• [Data shown]

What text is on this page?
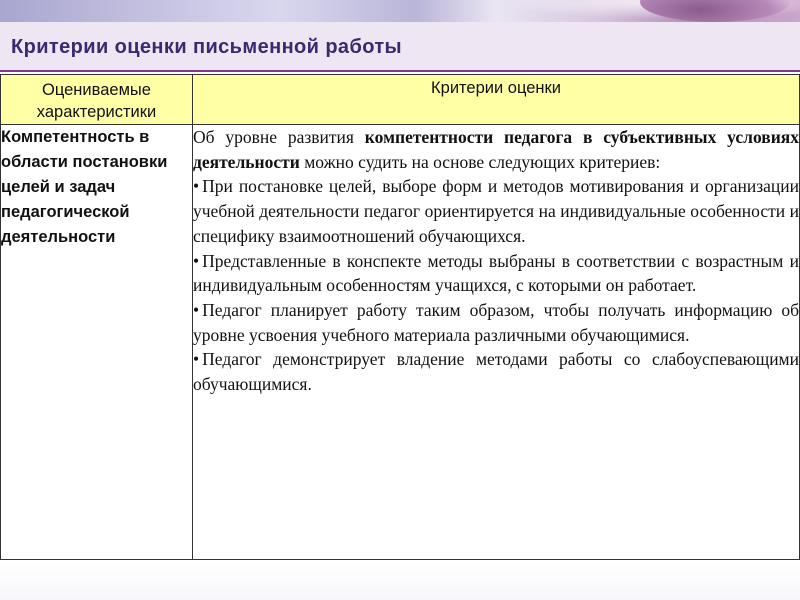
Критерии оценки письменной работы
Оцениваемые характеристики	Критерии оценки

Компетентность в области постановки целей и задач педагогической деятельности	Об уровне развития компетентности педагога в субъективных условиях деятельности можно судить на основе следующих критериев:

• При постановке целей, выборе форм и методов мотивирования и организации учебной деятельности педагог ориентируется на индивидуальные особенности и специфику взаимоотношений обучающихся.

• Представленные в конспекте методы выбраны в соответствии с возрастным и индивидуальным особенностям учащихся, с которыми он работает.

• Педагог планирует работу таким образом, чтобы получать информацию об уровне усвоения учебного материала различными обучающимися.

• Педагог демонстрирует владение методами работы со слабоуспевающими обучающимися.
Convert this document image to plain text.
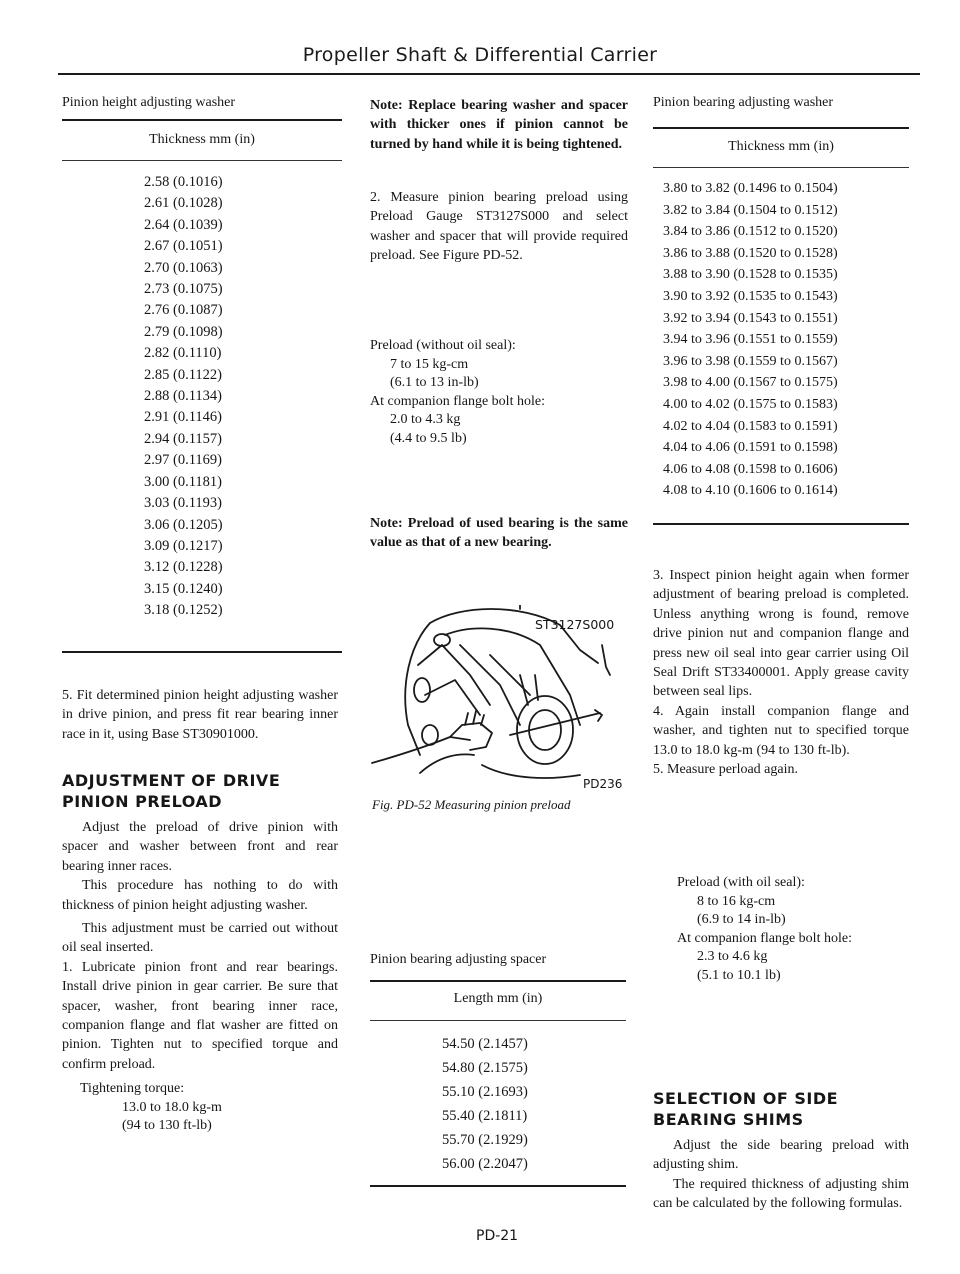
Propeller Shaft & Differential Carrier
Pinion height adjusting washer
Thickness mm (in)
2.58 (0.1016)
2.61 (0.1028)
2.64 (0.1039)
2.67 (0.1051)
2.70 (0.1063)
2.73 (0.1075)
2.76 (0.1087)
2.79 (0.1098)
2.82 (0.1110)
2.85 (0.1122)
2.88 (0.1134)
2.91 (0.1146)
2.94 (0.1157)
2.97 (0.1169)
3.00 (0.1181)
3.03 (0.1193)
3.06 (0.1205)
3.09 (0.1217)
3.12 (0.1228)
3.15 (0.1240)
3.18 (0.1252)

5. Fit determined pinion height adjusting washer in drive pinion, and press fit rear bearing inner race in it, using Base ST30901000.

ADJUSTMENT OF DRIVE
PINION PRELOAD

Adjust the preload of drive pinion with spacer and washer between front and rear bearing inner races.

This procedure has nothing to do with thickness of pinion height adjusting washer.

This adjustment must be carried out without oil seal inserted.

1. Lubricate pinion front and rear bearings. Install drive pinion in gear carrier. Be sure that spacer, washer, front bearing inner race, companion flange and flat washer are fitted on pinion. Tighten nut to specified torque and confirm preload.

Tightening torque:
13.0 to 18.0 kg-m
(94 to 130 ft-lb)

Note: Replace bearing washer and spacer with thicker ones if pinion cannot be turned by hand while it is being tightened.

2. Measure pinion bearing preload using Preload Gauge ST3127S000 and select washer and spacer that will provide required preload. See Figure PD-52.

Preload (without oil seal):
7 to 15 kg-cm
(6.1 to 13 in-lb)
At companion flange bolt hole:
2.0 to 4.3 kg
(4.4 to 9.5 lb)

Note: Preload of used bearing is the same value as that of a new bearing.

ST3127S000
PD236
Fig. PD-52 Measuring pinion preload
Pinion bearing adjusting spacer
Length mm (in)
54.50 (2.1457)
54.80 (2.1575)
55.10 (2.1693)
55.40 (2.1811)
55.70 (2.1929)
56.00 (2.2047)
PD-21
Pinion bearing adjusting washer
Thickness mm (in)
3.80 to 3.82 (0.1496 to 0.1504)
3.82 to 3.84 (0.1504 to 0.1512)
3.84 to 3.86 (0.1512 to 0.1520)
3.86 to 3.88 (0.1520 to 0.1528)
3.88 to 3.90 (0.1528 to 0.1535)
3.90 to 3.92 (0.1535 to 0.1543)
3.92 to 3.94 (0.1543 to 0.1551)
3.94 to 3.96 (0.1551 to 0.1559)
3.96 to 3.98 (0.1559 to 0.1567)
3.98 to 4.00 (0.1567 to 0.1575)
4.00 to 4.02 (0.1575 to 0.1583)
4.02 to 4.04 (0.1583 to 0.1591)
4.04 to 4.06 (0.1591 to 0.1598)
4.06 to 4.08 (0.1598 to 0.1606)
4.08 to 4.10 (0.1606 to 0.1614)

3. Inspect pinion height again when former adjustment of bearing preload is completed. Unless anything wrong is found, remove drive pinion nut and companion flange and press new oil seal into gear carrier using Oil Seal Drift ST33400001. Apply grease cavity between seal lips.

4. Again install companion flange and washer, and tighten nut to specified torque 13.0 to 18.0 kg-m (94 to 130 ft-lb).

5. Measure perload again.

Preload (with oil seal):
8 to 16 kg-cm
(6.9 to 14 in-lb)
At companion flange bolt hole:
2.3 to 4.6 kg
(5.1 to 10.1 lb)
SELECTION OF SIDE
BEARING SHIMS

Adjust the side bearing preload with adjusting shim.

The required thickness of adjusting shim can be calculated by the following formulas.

• [Aim of the exercise] Make an exact copy of the records shown above, without the pictures.

• [Final answer]
What text is on this page?
Критерии оценки письменной работы
Оцениваемые характеристики	Критерии оценки

Компетентность в области постановки целей и задач педагогической деятельности	Об уровне развития компетентности педагога в субъективных условиях деятельности можно судить на основе следующих критериев:

• При постановке целей, выборе форм и методов мотивирования и организации учебной деятельности педагог ориентируется на индивидуальные особенности и специфику взаимоотношений обучающихся.

• Представленные в конспекте методы выбраны в соответствии с возрастным и индивидуальным особенностям учащихся, с которыми он работает.

• Педагог планирует работу таким образом, чтобы получать информацию об уровне усвоения учебного материала различными обучающимися.

• Педагог демонстрирует владение методами работы со слабоуспевающими обучающимися.
Convert this document image to plain text.
Propeller Shaft & Differential Carrier
Pinion height adjusting washer
Thickness mm (in)
2.58 (0.1016)
2.61 (0.1028)
2.64 (0.1039)
2.67 (0.1051)
2.70 (0.1063)
2.73 (0.1075)
2.76 (0.1087)
2.79 (0.1098)
2.82 (0.1110)
2.85 (0.1122)
2.88 (0.1134)
2.91 (0.1146)
2.94 (0.1157)
2.97 (0.1169)
3.00 (0.1181)
3.03 (0.1193)
3.06 (0.1205)
3.09 (0.1217)
3.12 (0.1228)
3.15 (0.1240)
3.18 (0.1252)

5. Fit determined pinion height adjusting washer in drive pinion, and press fit rear bearing inner race in it, using Base ST30901000.

ADJUSTMENT OF DRIVE
PINION PRELOAD

Adjust the preload of drive pinion with spacer and washer between front and rear bearing inner races.

This procedure has nothing to do with thickness of pinion height adjusting washer.

This adjustment must be carried out without oil seal inserted.

1. Lubricate pinion front and rear bearings. Install drive pinion in gear carrier. Be sure that spacer, washer, front bearing inner race, companion flange and flat washer are fitted on pinion. Tighten nut to specified torque and confirm preload.

Tightening torque:
13.0 to 18.0 kg-m
(94 to 130 ft-lb)

Note: Replace bearing washer and spacer with thicker ones if pinion cannot be turned by hand while it is being tightened.

2. Measure pinion bearing preload using Preload Gauge ST3127S000 and select washer and spacer that will provide required preload. See Figure PD-52.

Preload (without oil seal):
7 to 15 kg-cm
(6.1 to 13 in-lb)
At companion flange bolt hole:
2.0 to 4.3 kg
(4.4 to 9.5 lb)

Note: Preload of used bearing is the same value as that of a new bearing.

ST3127S000
PD236
Fig. PD-52 Measuring pinion preload
Pinion bearing adjusting spacer
Length mm (in)
54.50 (2.1457)
54.80 (2.1575)
55.10 (2.1693)
55.40 (2.1811)
55.70 (2.1929)
56.00 (2.2047)
PD-21
Pinion bearing adjusting washer
Thickness mm (in)
3.80 to 3.82 (0.1496 to 0.1504)
3.82 to 3.84 (0.1504 to 0.1512)
3.84 to 3.86 (0.1512 to 0.1520)
3.86 to 3.88 (0.1520 to 0.1528)
3.88 to 3.90 (0.1528 to 0.1535)
3.90 to 3.92 (0.1535 to 0.1543)
3.92 to 3.94 (0.1543 to 0.1551)
3.94 to 3.96 (0.1551 to 0.1559)
3.96 to 3.98 (0.1559 to 0.1567)
3.98 to 4.00 (0.1567 to 0.1575)
4.00 to 4.02 (0.1575 to 0.1583)
4.02 to 4.04 (0.1583 to 0.1591)
4.04 to 4.06 (0.1591 to 0.1598)
4.06 to 4.08 (0.1598 to 0.1606)
4.08 to 4.10 (0.1606 to 0.1614)

3. Inspect pinion height again when former adjustment of bearing preload is completed. Unless anything wrong is found, remove drive pinion nut and companion flange and press new oil seal into gear carrier using Oil Seal Drift ST33400001. Apply grease cavity between seal lips.

4. Again install companion flange and washer, and tighten nut to specified torque 13.0 to 18.0 kg-m (94 to 130 ft-lb).

5. Measure perload again.

Preload (with oil seal):
8 to 16 kg-cm
(6.9 to 14 in-lb)
At companion flange bolt hole:
2.3 to 4.6 kg
(5.1 to 10.1 lb)
SELECTION OF SIDE
BEARING SHIMS

Adjust the side bearing preload with adjusting shim.

The required thickness of adjusting shim can be calculated by the following formulas.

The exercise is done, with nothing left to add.